# Map of Iron Age hillforts online



## Brian G Turner (Sep 17, 2019)

An online map showing all 4,147 currently identified hillforts found across Britain and Ireland has been released - here's the press release:








						Online hillforts atlas maps all 4,147 in Britain and Ireland for the first time | University of Oxford
					

Dotted across the landscape of Britain and Ireland, hillforts have been part of our story for millennia and for the first time a new online atlas launched today captures all of their locations and key details in one place.




					www.ox.ac.uk
				




and here's the map itself:




__





						ArcGIS Web Application
					






					hillforts.arch.ox.ac.uk
				




Now you can see if there's any near you. 

And if you click on the blue circles they should reveal further information on the sites (presumably taken from Canmore and similar historical databases).


----------



## sknox (Sep 17, 2019)

>Now you can see if there's any near you. 
None near Idaho.


----------



## Hugh (Sep 17, 2019)

Fantastic!


----------



## Dave (Sep 17, 2019)

That's a great resource, but I'm doubtful it is 'complete', and just a quick look around South London, the Surrey Hills and the North Downs, and there must be more than are shown - Farthing Down, Coulsdon, just for a start, has a very long history of occupation. For the rest, we just don't have the evidence and/or there has been something built on top - Kenley airfield, Caterham hill - that's where I'd build mine.


----------
──────
▶ What you will do
[1] Transcribe the passage of the hillforts thread from "Dotted across the" up to and including "in one place.".
[2] Answer these questions using the hillforts thread.
(a) How many hillforts does the online map show across Britain and Ireland?
(b) Which place does Dave say has a very long history of occupation?
(c) Where does sknox report finding none?

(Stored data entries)
──────
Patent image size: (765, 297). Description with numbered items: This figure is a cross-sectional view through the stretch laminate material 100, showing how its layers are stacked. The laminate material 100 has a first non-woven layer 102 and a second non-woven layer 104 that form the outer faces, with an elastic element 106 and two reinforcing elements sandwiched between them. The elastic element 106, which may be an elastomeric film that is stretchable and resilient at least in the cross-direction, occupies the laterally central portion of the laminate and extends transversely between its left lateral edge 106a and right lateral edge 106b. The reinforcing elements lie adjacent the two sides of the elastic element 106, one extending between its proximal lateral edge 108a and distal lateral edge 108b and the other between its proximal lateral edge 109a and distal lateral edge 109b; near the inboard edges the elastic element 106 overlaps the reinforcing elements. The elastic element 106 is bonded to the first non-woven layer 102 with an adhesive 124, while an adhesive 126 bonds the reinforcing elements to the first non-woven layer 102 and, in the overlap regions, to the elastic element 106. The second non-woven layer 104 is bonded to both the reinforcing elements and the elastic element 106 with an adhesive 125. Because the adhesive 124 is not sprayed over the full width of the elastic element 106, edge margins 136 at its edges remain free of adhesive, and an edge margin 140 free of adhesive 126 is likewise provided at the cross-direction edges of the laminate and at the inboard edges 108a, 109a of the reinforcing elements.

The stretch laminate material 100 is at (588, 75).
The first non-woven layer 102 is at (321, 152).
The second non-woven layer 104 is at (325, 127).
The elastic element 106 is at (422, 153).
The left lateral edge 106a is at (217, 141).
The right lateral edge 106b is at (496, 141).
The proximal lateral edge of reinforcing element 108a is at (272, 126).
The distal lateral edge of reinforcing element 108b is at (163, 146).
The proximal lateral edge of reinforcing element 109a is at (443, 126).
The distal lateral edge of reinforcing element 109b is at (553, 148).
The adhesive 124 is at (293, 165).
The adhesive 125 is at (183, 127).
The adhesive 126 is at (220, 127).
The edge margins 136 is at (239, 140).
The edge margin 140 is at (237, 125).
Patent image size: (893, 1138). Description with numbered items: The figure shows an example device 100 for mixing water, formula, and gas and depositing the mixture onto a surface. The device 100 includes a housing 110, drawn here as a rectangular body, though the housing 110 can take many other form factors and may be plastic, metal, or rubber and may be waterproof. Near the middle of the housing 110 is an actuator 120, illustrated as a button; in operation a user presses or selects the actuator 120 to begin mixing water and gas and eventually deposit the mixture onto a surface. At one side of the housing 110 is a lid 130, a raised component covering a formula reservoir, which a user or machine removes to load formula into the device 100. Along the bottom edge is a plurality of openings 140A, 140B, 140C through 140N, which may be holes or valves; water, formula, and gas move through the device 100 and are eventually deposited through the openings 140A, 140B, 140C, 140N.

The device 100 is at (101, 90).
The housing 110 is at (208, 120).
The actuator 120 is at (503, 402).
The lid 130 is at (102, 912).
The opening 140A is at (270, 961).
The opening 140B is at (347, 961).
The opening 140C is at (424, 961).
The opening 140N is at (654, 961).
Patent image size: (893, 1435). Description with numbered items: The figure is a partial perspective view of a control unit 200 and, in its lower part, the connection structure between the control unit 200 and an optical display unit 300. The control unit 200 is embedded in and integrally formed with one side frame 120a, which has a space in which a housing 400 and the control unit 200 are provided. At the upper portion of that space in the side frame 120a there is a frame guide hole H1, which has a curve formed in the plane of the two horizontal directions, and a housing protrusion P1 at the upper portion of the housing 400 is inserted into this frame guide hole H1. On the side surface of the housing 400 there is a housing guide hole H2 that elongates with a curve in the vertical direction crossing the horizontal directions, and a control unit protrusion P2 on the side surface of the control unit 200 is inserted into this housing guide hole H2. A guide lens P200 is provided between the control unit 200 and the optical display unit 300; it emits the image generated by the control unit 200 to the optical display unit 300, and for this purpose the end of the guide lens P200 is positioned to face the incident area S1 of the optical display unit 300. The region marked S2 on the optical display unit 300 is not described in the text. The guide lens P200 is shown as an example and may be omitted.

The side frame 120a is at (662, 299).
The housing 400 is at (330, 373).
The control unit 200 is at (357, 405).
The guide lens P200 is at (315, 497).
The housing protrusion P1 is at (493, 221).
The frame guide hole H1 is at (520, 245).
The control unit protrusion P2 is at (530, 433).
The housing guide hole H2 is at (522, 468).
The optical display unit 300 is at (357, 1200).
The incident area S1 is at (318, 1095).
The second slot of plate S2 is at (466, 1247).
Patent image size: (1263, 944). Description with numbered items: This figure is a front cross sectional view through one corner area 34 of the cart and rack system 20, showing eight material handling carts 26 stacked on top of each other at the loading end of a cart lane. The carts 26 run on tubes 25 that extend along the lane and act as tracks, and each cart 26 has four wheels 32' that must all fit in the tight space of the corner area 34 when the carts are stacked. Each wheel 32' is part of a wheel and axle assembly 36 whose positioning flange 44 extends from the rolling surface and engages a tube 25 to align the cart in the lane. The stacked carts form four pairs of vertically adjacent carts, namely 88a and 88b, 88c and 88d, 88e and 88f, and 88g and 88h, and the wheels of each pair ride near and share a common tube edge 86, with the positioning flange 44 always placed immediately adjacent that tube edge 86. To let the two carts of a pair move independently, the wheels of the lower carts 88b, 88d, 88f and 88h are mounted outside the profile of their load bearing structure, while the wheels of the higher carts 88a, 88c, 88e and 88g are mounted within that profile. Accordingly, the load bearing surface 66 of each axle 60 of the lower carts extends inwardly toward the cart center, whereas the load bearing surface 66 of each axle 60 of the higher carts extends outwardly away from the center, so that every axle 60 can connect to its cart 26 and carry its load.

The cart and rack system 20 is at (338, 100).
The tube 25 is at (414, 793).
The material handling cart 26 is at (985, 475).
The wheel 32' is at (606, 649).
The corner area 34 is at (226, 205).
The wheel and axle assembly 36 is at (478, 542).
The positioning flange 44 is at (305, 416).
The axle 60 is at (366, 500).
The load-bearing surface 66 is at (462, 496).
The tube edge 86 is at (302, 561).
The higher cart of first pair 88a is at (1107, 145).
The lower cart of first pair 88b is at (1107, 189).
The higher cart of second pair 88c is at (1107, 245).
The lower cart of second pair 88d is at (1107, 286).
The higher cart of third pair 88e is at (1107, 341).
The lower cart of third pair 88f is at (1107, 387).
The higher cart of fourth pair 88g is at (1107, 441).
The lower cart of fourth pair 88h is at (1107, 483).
──────
▶ Problem solutions
[1]
Dotted across the landscape of Britain and Ireland, hillforts have been part of our story for millennia and for the first time a new online atlas launched today captures all of their locations and key details in one place.

[2]
(a) 4,147
(b) Farthing Down, Coulsdon
(c) Near Idaho